• STATED EXERCISE:
Each entry below is to be extracted exactly.

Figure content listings

____________

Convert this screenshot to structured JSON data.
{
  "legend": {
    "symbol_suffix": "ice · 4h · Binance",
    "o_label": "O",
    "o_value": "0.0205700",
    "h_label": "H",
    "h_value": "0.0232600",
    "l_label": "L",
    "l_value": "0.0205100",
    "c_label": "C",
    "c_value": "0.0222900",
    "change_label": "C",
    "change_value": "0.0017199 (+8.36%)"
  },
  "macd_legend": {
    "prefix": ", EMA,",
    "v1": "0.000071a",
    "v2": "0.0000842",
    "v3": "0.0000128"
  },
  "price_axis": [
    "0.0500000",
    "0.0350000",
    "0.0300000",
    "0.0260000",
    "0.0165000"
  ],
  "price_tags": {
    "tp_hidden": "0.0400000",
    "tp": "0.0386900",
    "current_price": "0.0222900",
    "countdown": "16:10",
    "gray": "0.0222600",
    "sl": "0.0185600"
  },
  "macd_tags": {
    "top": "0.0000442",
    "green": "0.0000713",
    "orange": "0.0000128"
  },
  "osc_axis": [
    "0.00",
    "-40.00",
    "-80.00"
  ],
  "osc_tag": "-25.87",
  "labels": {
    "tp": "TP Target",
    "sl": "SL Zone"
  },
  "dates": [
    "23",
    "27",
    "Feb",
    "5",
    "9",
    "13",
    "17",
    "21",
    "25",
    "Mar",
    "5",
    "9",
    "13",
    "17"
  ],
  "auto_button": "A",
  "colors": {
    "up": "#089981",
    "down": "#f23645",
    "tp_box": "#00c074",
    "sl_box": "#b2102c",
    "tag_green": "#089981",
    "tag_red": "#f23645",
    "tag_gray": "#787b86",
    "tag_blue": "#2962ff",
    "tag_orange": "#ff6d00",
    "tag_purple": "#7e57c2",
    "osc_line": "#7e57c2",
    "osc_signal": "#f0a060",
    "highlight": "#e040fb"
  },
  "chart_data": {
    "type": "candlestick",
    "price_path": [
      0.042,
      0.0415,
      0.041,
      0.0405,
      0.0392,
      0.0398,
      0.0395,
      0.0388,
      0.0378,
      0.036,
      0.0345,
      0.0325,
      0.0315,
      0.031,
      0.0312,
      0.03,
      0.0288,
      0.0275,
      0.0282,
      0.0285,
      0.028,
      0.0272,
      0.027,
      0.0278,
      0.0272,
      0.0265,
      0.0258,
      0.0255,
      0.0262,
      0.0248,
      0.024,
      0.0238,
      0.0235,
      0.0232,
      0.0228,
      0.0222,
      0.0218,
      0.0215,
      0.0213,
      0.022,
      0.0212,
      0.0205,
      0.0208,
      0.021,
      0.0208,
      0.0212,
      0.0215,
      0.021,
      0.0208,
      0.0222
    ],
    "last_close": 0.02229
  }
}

____________

• THE REPLY:
Convert this screenshot to structured JSON data.
{
  "legend": {
    "symbol_suffix": "ice · 4h · Binance",
    "o_label": "O",
    "o_value": "0.0205700",
    "h_label": "H",
    "h_value": "0.0232600",
    "l_label": "L",
    "l_value": "0.0205100",
    "c_label": "C",
    "c_value": "0.0222900",
    "change_label": "C",
    "change_value": "0.0017199 (+8.36%)"
  },
  "macd_legend": {
    "prefix": ", EMA,",
    "v1": "0.000071a",
    "v2": "0.0000842",
    "v3": "0.0000128"
  },
  "price_axis": [
    "0.0500000",
    "0.0350000",
    "0.0300000",
    "0.0260000",
    "0.0165000"
  ],
  "price_tags": {
    "tp_hidden": "0.0400000",
    "tp": "0.0386900",
    "current_price": "0.0222900",
    "countdown": "16:10",
    "gray": "0.0222600",
    "sl": "0.0185600"
  },
  "macd_tags": {
    "top": "0.0000442",
    "green": "0.0000713",
    "orange": "0.0000128"
  },
  "osc_axis": [
    "0.00",
    "-40.00",
    "-80.00"
  ],
  "osc_tag": "-25.87",
  "labels": {
    "tp": "TP Target",
    "sl": "SL Zone"
  },
  "dates": [
    "23",
    "27",
    "Feb",
    "5",
    "9",
    "13",
    "17",
    "21",
    "25",
    "Mar",
    "5",
    "9",
    "13",
    "17"
  ],
  "auto_button": "A",
  "colors": {
    "up": "#089981",
    "down": "#f23645",
    "tp_box": "#00c074",
    "sl_box": "#b2102c",
    "tag_green": "#089981",
    "tag_red": "#f23645",
    "tag_gray": "#787b86",
    "tag_blue": "#2962ff",
    "tag_orange": "#ff6d00",
    "tag_purple": "#7e57c2",
    "osc_line": "#7e57c2",
    "osc_signal": "#f0a060",
    "highlight": "#e040fb"
  },
  "chart_data": {
    "type": "candlestick",
    "price_path": [
      0.042,
      0.0415,
      0.041,
      0.0405,
      0.0392,
      0.0398,
      0.0395,
      0.0388,
      0.0378,
      0.036,
      0.0345,
      0.0325,
      0.0315,
      0.031,
      0.0312,
      0.03,
      0.0288,
      0.0275,
      0.0282,
      0.0285,
      0.028,
      0.0272,
      0.027,
      0.0278,
      0.0272,
      0.0265,
      0.0258,
      0.0255,
      0.0262,
      0.0248,
      0.024,
      0.0238,
      0.0235,
      0.0232,
      0.0228,
      0.0222,
      0.0218,
      0.0215,
      0.0213,
      0.022,
      0.0212,
      0.0205,
      0.0208,
      0.021,
      0.0208,
      0.0212,
      0.0215,
      0.021,
      0.0208,
      0.0222
    ],
    "last_close": 0.02229
  }
}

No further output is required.